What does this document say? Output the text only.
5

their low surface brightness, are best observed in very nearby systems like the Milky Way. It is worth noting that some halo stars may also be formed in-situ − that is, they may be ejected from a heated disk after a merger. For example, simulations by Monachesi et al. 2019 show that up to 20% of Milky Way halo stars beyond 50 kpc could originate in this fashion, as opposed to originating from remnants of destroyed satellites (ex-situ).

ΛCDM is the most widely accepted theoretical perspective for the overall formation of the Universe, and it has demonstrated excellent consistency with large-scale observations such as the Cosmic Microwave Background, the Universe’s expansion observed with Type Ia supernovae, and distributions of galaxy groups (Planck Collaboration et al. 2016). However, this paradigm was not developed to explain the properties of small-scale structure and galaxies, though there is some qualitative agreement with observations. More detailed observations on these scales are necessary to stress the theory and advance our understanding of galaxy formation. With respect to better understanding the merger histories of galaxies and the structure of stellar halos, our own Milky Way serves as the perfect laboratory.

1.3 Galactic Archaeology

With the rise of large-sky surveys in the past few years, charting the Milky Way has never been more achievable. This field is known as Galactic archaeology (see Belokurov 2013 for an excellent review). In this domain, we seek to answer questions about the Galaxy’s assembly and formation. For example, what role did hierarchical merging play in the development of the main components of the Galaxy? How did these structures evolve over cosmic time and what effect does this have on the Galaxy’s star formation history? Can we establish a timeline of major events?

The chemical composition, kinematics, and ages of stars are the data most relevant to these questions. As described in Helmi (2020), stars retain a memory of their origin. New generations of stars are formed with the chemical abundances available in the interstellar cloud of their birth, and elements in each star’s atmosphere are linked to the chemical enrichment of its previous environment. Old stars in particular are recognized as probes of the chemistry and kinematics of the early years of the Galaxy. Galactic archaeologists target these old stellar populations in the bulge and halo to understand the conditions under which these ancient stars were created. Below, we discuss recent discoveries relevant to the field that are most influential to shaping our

───

### THE REQUEST
From the first line to the last, please quote the material above exactly.

### THE COMPLETED TASK
What does this document say? Output the text only.
5

their low surface brightness, are best observed in very nearby systems like the Milky Way. It is worth noting that some halo stars may also be formed in-situ − that is, they may be ejected from a heated disk after a merger. For example, simulations by Monachesi et al. 2019 show that up to 20% of Milky Way halo stars beyond 50 kpc could originate in this fashion, as opposed to originating from remnants of destroyed satellites (ex-situ).

ΛCDM is the most widely accepted theoretical perspective for the overall formation of the Universe, and it has demonstrated excellent consistency with large-scale observations such as the Cosmic Microwave Background, the Universe’s expansion observed with Type Ia supernovae, and distributions of galaxy groups (Planck Collaboration et al. 2016). However, this paradigm was not developed to explain the properties of small-scale structure and galaxies, though there is some qualitative agreement with observations. More detailed observations on these scales are necessary to stress the theory and advance our understanding of galaxy formation. With respect to better understanding the merger histories of galaxies and the structure of stellar halos, our own Milky Way serves as the perfect laboratory.

1.3 Galactic Archaeology

With the rise of large-sky surveys in the past few years, charting the Milky Way has never been more achievable. This field is known as Galactic archaeology (see Belokurov 2013 for an excellent review). In this domain, we seek to answer questions about the Galaxy’s assembly and formation. For example, what role did hierarchical merging play in the development of the main components of the Galaxy? How did these structures evolve over cosmic time and what effect does this have on the Galaxy’s star formation history? Can we establish a timeline of major events?

The chemical composition, kinematics, and ages of stars are the data most relevant to these questions. As described in Helmi (2020), stars retain a memory of their origin. New generations of stars are formed with the chemical abundances available in the interstellar cloud of their birth, and elements in each star’s atmosphere are linked to the chemical enrichment of its previous environment. Old stars in particular are recognized as probes of the chemistry and kinematics of the early years of the Galaxy. Galactic archaeologists target these old stellar populations in the bulge and halo to understand the conditions under which these ancient stars were created. Below, we discuss recent discoveries relevant to the field that are most influential to shaping our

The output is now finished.